----- Extracted material

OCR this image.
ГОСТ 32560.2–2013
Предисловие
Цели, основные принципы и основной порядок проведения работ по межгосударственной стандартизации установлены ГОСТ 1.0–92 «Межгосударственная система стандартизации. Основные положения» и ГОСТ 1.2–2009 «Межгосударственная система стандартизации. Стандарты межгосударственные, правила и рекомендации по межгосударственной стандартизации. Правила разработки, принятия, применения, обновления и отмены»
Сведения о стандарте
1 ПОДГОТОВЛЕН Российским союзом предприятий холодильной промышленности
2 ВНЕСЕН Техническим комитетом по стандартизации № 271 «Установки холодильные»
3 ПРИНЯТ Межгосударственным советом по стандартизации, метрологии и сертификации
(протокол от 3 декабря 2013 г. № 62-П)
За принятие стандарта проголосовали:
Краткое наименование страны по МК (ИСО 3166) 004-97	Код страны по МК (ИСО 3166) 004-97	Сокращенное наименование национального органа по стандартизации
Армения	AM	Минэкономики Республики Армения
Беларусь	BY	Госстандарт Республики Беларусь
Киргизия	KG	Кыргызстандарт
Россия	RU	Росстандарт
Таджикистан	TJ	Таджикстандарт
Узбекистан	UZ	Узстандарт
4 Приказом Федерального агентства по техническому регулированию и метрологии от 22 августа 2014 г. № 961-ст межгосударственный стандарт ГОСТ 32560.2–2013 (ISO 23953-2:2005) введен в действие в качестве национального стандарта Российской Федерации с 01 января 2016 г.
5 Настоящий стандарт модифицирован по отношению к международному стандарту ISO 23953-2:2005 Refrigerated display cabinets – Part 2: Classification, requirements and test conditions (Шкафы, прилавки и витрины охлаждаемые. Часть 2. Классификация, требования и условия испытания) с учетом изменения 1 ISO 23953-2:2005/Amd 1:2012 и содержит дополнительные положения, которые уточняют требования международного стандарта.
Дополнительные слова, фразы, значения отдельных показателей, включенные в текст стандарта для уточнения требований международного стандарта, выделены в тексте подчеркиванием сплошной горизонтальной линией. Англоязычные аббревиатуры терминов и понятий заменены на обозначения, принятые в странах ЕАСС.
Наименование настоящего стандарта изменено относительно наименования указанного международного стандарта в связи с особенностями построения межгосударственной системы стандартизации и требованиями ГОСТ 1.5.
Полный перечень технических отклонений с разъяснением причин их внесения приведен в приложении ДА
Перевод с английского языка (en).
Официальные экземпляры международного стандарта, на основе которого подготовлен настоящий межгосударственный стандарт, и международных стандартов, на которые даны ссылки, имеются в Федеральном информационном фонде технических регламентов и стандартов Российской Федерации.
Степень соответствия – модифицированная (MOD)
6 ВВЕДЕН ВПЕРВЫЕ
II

----------

Work to do — Report each line in the preceding entries that holds the string "межгосударственной".

Correct result —
Цели, основные принципы и основной порядок проведения работ по межгосударственной стандартизации установлены ГОСТ 1.0–92 «Межгосударственная система стандартизации. Основные положения» и ГОСТ 1.2–2009 «Межгосударственная система стандартизации. Стандарты межгосударственные, правила и рекомендации по межгосударственной стандартизации. Правила разработки, принятия, применения, обновления и отмены»
Наименование настоящего стандарта изменено относительно наименования указанного международного стандарта в связи с особенностями построения межгосударственной системы стандартизации и требованиями ГОСТ 1.5.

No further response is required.